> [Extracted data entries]
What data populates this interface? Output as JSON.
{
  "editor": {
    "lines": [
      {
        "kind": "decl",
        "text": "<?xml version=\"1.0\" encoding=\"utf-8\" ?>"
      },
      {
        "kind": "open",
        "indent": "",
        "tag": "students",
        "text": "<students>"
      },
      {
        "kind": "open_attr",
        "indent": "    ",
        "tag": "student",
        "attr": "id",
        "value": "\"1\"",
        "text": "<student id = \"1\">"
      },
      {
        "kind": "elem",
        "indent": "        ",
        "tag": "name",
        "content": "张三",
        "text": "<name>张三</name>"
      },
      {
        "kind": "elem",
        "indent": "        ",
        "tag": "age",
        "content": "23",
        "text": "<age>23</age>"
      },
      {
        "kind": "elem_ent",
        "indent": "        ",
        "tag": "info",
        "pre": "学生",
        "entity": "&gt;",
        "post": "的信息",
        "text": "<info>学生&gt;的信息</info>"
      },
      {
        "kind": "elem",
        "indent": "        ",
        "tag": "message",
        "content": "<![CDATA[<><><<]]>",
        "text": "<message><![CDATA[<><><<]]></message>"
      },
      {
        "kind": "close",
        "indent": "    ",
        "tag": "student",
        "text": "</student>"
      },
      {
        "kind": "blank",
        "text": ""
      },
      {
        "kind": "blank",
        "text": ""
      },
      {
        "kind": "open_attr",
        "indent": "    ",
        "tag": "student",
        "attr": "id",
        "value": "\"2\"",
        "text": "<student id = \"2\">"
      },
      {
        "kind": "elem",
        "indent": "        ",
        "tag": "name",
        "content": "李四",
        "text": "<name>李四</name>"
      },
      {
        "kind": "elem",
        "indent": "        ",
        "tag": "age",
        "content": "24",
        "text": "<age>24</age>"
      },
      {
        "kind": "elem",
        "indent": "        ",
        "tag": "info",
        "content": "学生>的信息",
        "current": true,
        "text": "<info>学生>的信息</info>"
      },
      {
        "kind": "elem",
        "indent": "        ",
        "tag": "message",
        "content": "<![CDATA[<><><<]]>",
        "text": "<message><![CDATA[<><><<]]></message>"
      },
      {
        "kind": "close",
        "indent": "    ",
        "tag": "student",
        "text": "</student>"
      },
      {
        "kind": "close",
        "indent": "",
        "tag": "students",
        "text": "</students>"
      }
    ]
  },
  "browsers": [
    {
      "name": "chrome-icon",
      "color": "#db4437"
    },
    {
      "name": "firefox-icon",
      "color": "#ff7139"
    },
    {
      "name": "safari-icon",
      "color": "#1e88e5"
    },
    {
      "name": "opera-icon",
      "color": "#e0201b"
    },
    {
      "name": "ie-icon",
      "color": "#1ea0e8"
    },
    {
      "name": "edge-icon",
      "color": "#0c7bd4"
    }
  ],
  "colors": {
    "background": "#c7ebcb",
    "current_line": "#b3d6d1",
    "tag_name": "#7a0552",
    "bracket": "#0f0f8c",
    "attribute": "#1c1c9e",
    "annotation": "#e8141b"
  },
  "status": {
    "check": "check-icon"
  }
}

> [Requirement]
Go through the material line by line. Show each line that contains the string "icon".

> [Completed task]
      "name": "chrome-icon",
      "name": "firefox-icon",
      "name": "safari-icon",
      "name": "opera-icon",
      "name": "ie-icon",
      "name": "edge-icon",
    "check": "check-icon"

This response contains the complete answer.